- SET TASK -
Your task is to repeat the entries word for word while leaving out the pictures.

- - - -

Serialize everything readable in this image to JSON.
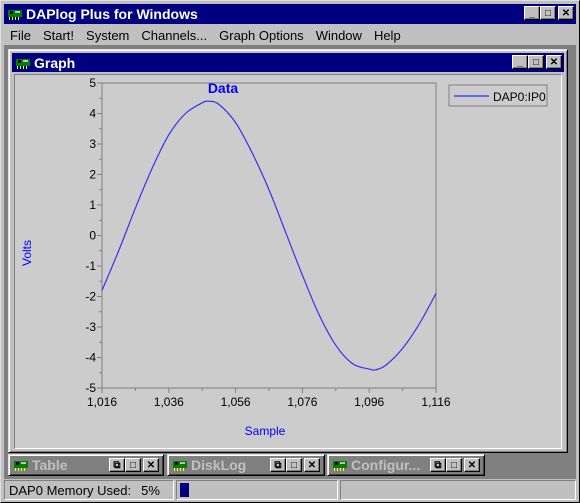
{
  "app": {
    "title": "DAPlog Plus for Windows",
    "icon": "circuit-board-icon"
  },
  "menu": [
    "File",
    "Start!",
    "System",
    "Channels...",
    "Graph Options",
    "Window",
    "Help"
  ],
  "window_buttons": {
    "minimize": "_",
    "maximize": "□",
    "close": "✕",
    "restore": "⧉"
  },
  "graph_window": {
    "title": "Graph"
  },
  "minimized_windows": [
    {
      "title": "Table"
    },
    {
      "title": "DiskLog"
    },
    {
      "title": "Configur..."
    }
  ],
  "status": {
    "memory_label": "DAP0 Memory Used:",
    "memory_value": "5%",
    "memory_fraction": 0.05,
    "accent": "#000080"
  },
  "chart_data": {
    "type": "line",
    "title": "Data",
    "xlabel": "Sample",
    "ylabel": "Volts",
    "xlim": [
      1016,
      1116
    ],
    "ylim": [
      -5,
      5
    ],
    "x_ticks": [
      1016,
      1036,
      1056,
      1076,
      1096,
      1116
    ],
    "x_tick_labels": [
      "1,016",
      "1,036",
      "1,056",
      "1,076",
      "1,096",
      "1,116"
    ],
    "y_ticks": [
      5,
      4,
      3,
      2,
      1,
      0,
      -1,
      -2,
      -3,
      -4,
      -5
    ],
    "y_tick_labels": [
      "5",
      "4",
      "3",
      "2",
      "1",
      "0",
      "-1",
      "-2",
      "-3",
      "-4",
      "-5"
    ],
    "grid": false,
    "legend": {
      "position": "top-right",
      "entries": [
        "DAP0:IP0"
      ]
    },
    "series": [
      {
        "name": "DAP0:IP0",
        "color": "#3333ee",
        "x": [
          1016,
          1021,
          1026,
          1031,
          1036,
          1041,
          1046,
          1048,
          1051,
          1056,
          1061,
          1066,
          1071,
          1076,
          1081,
          1086,
          1091,
          1096,
          1098,
          1101,
          1106,
          1111,
          1116
        ],
        "y": [
          -1.8,
          -0.5,
          0.9,
          2.2,
          3.3,
          4.0,
          4.35,
          4.4,
          4.3,
          3.7,
          2.7,
          1.5,
          0.1,
          -1.3,
          -2.6,
          -3.6,
          -4.2,
          -4.38,
          -4.4,
          -4.25,
          -3.7,
          -2.9,
          -1.9
        ]
      }
    ]
  }
}
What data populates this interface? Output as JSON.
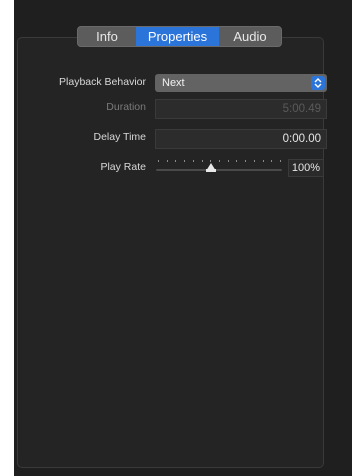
{
  "tabs": [
    {
      "label": "Info",
      "selected": false
    },
    {
      "label": "Properties",
      "selected": true
    },
    {
      "label": "Audio",
      "selected": false
    }
  ],
  "playback_behavior": {
    "label": "Playback Behavior",
    "value": "Next"
  },
  "duration": {
    "label": "Duration",
    "value": "5:00.49",
    "enabled": false
  },
  "delay_time": {
    "label": "Delay Time",
    "value": "0:00.00"
  },
  "play_rate": {
    "label": "Play Rate",
    "value_text": "100%",
    "slider_fraction": 0.44
  },
  "colors": {
    "accent": "#2b74d9",
    "background": "#1f1f1f",
    "panel": "#242424"
  }
}
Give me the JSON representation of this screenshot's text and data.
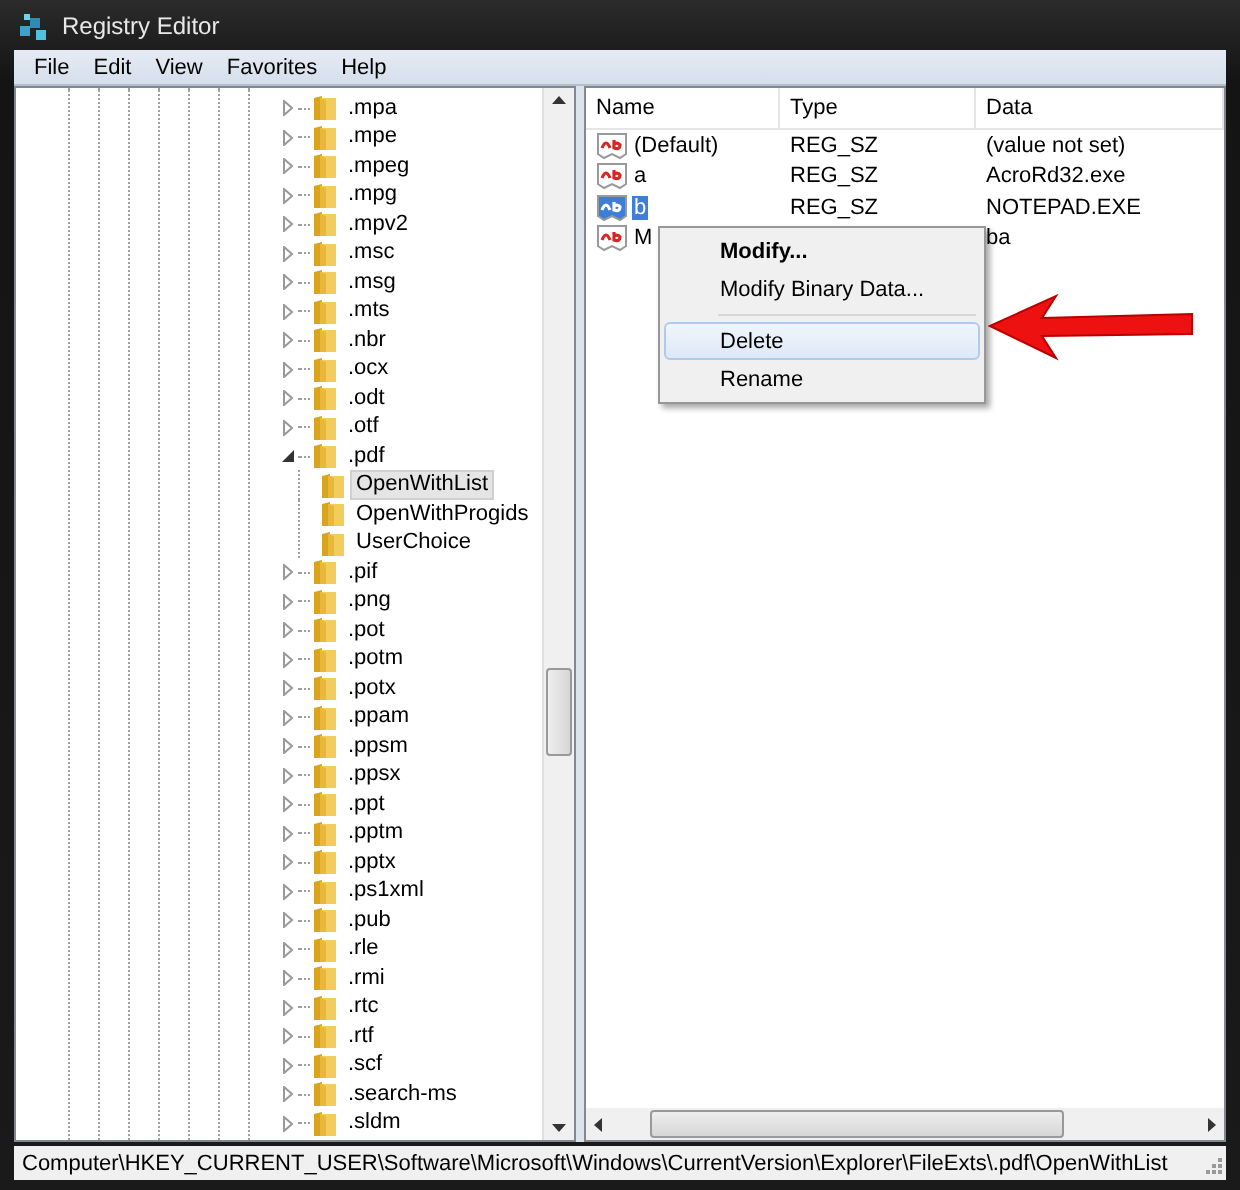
{
  "window": {
    "title": "Registry Editor"
  },
  "menu_bar": [
    "File",
    "Edit",
    "View",
    "Favorites",
    "Help"
  ],
  "tree": [
    {
      "label": ".mpa",
      "expanded": false,
      "selected": false
    },
    {
      "label": ".mpe",
      "expanded": false,
      "selected": false
    },
    {
      "label": ".mpeg",
      "expanded": false,
      "selected": false
    },
    {
      "label": ".mpg",
      "expanded": false,
      "selected": false
    },
    {
      "label": ".mpv2",
      "expanded": false,
      "selected": false
    },
    {
      "label": ".msc",
      "expanded": false,
      "selected": false
    },
    {
      "label": ".msg",
      "expanded": false,
      "selected": false
    },
    {
      "label": ".mts",
      "expanded": false,
      "selected": false
    },
    {
      "label": ".nbr",
      "expanded": false,
      "selected": false
    },
    {
      "label": ".ocx",
      "expanded": false,
      "selected": false
    },
    {
      "label": ".odt",
      "expanded": false,
      "selected": false
    },
    {
      "label": ".otf",
      "expanded": false,
      "selected": false
    },
    {
      "label": ".pdf",
      "expanded": true,
      "selected": false,
      "children": [
        {
          "label": "OpenWithList",
          "selected": true
        },
        {
          "label": "OpenWithProgids",
          "selected": false
        },
        {
          "label": "UserChoice",
          "selected": false
        }
      ]
    },
    {
      "label": ".pif",
      "expanded": false,
      "selected": false
    },
    {
      "label": ".png",
      "expanded": false,
      "selected": false
    },
    {
      "label": ".pot",
      "expanded": false,
      "selected": false
    },
    {
      "label": ".potm",
      "expanded": false,
      "selected": false
    },
    {
      "label": ".potx",
      "expanded": false,
      "selected": false
    },
    {
      "label": ".ppam",
      "expanded": false,
      "selected": false
    },
    {
      "label": ".ppsm",
      "expanded": false,
      "selected": false
    },
    {
      "label": ".ppsx",
      "expanded": false,
      "selected": false
    },
    {
      "label": ".ppt",
      "expanded": false,
      "selected": false
    },
    {
      "label": ".pptm",
      "expanded": false,
      "selected": false
    },
    {
      "label": ".pptx",
      "expanded": false,
      "selected": false
    },
    {
      "label": ".ps1xml",
      "expanded": false,
      "selected": false
    },
    {
      "label": ".pub",
      "expanded": false,
      "selected": false
    },
    {
      "label": ".rle",
      "expanded": false,
      "selected": false
    },
    {
      "label": ".rmi",
      "expanded": false,
      "selected": false
    },
    {
      "label": ".rtc",
      "expanded": false,
      "selected": false
    },
    {
      "label": ".rtf",
      "expanded": false,
      "selected": false
    },
    {
      "label": ".scf",
      "expanded": false,
      "selected": false
    },
    {
      "label": ".search-ms",
      "expanded": false,
      "selected": false
    },
    {
      "label": ".sldm",
      "expanded": false,
      "selected": false
    }
  ],
  "values_table": {
    "columns": [
      "Name",
      "Type",
      "Data"
    ],
    "rows": [
      {
        "name": "(Default)",
        "type": "REG_SZ",
        "data": "(value not set)",
        "selected": false
      },
      {
        "name": "a",
        "type": "REG_SZ",
        "data": "AcroRd32.exe",
        "selected": false
      },
      {
        "name": "b",
        "type": "REG_SZ",
        "data": "NOTEPAD.EXE",
        "selected": true
      },
      {
        "name": "M",
        "data": "ba",
        "selected": false
      }
    ]
  },
  "context_menu": [
    {
      "kind": "item",
      "label": "Modify...",
      "bold": true,
      "highlighted": false
    },
    {
      "kind": "item",
      "label": "Modify Binary Data...",
      "bold": false,
      "highlighted": false
    },
    {
      "kind": "separator"
    },
    {
      "kind": "item",
      "label": "Delete",
      "bold": false,
      "highlighted": true
    },
    {
      "kind": "item",
      "label": "Rename",
      "bold": false,
      "highlighted": false
    }
  ],
  "status_bar": "Computer\\HKEY_CURRENT_USER\\Software\\Microsoft\\Windows\\CurrentVersion\\Explorer\\FileExts\\.pdf\\OpenWithList"
}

- - - -

- REPLY -
Serialize everything readable in this image to JSON.
{
  "app": {
    "title": "DAPlog Plus for Windows",
    "icon": "circuit-board-icon"
  },
  "menu": [
    "File",
    "Start!",
    "System",
    "Channels...",
    "Graph Options",
    "Window",
    "Help"
  ],
  "window_buttons": {
    "minimize": "_",
    "maximize": "□",
    "close": "✕",
    "restore": "⧉"
  },
  "graph_window": {
    "title": "Graph"
  },
  "minimized_windows": [
    {
      "title": "Table"
    },
    {
      "title": "DiskLog"
    },
    {
      "title": "Configur..."
    }
  ],
  "status": {
    "memory_label": "DAP0 Memory Used:",
    "memory_value": "5%",
    "memory_fraction": 0.05,
    "accent": "#000080"
  },
  "chart_data": {
    "type": "line",
    "title": "Data",
    "xlabel": "Sample",
    "ylabel": "Volts",
    "xlim": [
      1016,
      1116
    ],
    "ylim": [
      -5,
      5
    ],
    "x_ticks": [
      1016,
      1036,
      1056,
      1076,
      1096,
      1116
    ],
    "x_tick_labels": [
      "1,016",
      "1,036",
      "1,056",
      "1,076",
      "1,096",
      "1,116"
    ],
    "y_ticks": [
      5,
      4,
      3,
      2,
      1,
      0,
      -1,
      -2,
      -3,
      -4,
      -5
    ],
    "y_tick_labels": [
      "5",
      "4",
      "3",
      "2",
      "1",
      "0",
      "-1",
      "-2",
      "-3",
      "-4",
      "-5"
    ],
    "grid": false,
    "legend": {
      "position": "top-right",
      "entries": [
        "DAP0:IP0"
      ]
    },
    "series": [
      {
        "name": "DAP0:IP0",
        "color": "#3333ee",
        "x": [
          1016,
          1021,
          1026,
          1031,
          1036,
          1041,
          1046,
          1048,
          1051,
          1056,
          1061,
          1066,
          1071,
          1076,
          1081,
          1086,
          1091,
          1096,
          1098,
          1101,
          1106,
          1111,
          1116
        ],
        "y": [
          -1.8,
          -0.5,
          0.9,
          2.2,
          3.3,
          4.0,
          4.35,
          4.4,
          4.3,
          3.7,
          2.7,
          1.5,
          0.1,
          -1.3,
          -2.6,
          -3.6,
          -4.2,
          -4.38,
          -4.4,
          -4.25,
          -3.7,
          -2.9,
          -1.9
        ]
      }
    ]
  }
}
What data populates this interface? Output as JSON.
{
  "tabs": [
    {
      "label": "Info",
      "selected": false
    },
    {
      "label": "Properties",
      "selected": true
    },
    {
      "label": "Audio",
      "selected": false
    }
  ],
  "playback_behavior": {
    "label": "Playback Behavior",
    "value": "Next"
  },
  "duration": {
    "label": "Duration",
    "value": "5:00.49",
    "enabled": false
  },
  "delay_time": {
    "label": "Delay Time",
    "value": "0:00.00"
  },
  "play_rate": {
    "label": "Play Rate",
    "value_text": "100%",
    "slider_fraction": 0.44
  },
  "colors": {
    "accent": "#2b74d9",
    "background": "#1f1f1f",
    "panel": "#242424"
  }
}
Give me the JSON representation of this screenshot's text and data.
{
  "window": {
    "title": "Registry Editor"
  },
  "menu_bar": [
    "File",
    "Edit",
    "View",
    "Favorites",
    "Help"
  ],
  "tree": [
    {
      "label": ".mpa",
      "expanded": false,
      "selected": false
    },
    {
      "label": ".mpe",
      "expanded": false,
      "selected": false
    },
    {
      "label": ".mpeg",
      "expanded": false,
      "selected": false
    },
    {
      "label": ".mpg",
      "expanded": false,
      "selected": false
    },
    {
      "label": ".mpv2",
      "expanded": false,
      "selected": false
    },
    {
      "label": ".msc",
      "expanded": false,
      "selected": false
    },
    {
      "label": ".msg",
      "expanded": false,
      "selected": false
    },
    {
      "label": ".mts",
      "expanded": false,
      "selected": false
    },
    {
      "label": ".nbr",
      "expanded": false,
      "selected": false
    },
    {
      "label": ".ocx",
      "expanded": false,
      "selected": false
    },
    {
      "label": ".odt",
      "expanded": false,
      "selected": false
    },
    {
      "label": ".otf",
      "expanded": false,
      "selected": false
    },
    {
      "label": ".pdf",
      "expanded": true,
      "selected": false,
      "children": [
        {
          "label": "OpenWithList",
          "selected": true
        },
        {
          "label": "OpenWithProgids",
          "selected": false
        },
        {
          "label": "UserChoice",
          "selected": false
        }
      ]
    },
    {
      "label": ".pif",
      "expanded": false,
      "selected": false
    },
    {
      "label": ".png",
      "expanded": false,
      "selected": false
    },
    {
      "label": ".pot",
      "expanded": false,
      "selected": false
    },
    {
      "label": ".potm",
      "expanded": false,
      "selected": false
    },
    {
      "label": ".potx",
      "expanded": false,
      "selected": false
    },
    {
      "label": ".ppam",
      "expanded": false,
      "selected": false
    },
    {
      "label": ".ppsm",
      "expanded": false,
      "selected": false
    },
    {
      "label": ".ppsx",
      "expanded": false,
      "selected": false
    },
    {
      "label": ".ppt",
      "expanded": false,
      "selected": false
    },
    {
      "label": ".pptm",
      "expanded": false,
      "selected": false
    },
    {
      "label": ".pptx",
      "expanded": false,
      "selected": false
    },
    {
      "label": ".ps1xml",
      "expanded": false,
      "selected": false
    },
    {
      "label": ".pub",
      "expanded": false,
      "selected": false
    },
    {
      "label": ".rle",
      "expanded": false,
      "selected": false
    },
    {
      "label": ".rmi",
      "expanded": false,
      "selected": false
    },
    {
      "label": ".rtc",
      "expanded": false,
      "selected": false
    },
    {
      "label": ".rtf",
      "expanded": false,
      "selected": false
    },
    {
      "label": ".scf",
      "expanded": false,
      "selected": false
    },
    {
      "label": ".search-ms",
      "expanded": false,
      "selected": false
    },
    {
      "label": ".sldm",
      "expanded": false,
      "selected": false
    }
  ],
  "values_table": {
    "columns": [
      "Name",
      "Type",
      "Data"
    ],
    "rows": [
      {
        "name": "(Default)",
        "type": "REG_SZ",
        "data": "(value not set)",
        "selected": false
      },
      {
        "name": "a",
        "type": "REG_SZ",
        "data": "AcroRd32.exe",
        "selected": false
      },
      {
        "name": "b",
        "type": "REG_SZ",
        "data": "NOTEPAD.EXE",
        "selected": true
      },
      {
        "name": "M",
        "data": "ba",
        "selected": false
      }
    ]
  },
  "context_menu": [
    {
      "kind": "item",
      "label": "Modify...",
      "bold": true,
      "highlighted": false
    },
    {
      "kind": "item",
      "label": "Modify Binary Data...",
      "bold": false,
      "highlighted": false
    },
    {
      "kind": "separator"
    },
    {
      "kind": "item",
      "label": "Delete",
      "bold": false,
      "highlighted": true
    },
    {
      "kind": "item",
      "label": "Rename",
      "bold": false,
      "highlighted": false
    }
  ],
  "status_bar": "Computer\\HKEY_CURRENT_USER\\Software\\Microsoft\\Windows\\CurrentVersion\\Explorer\\FileExts\\.pdf\\OpenWithList"
}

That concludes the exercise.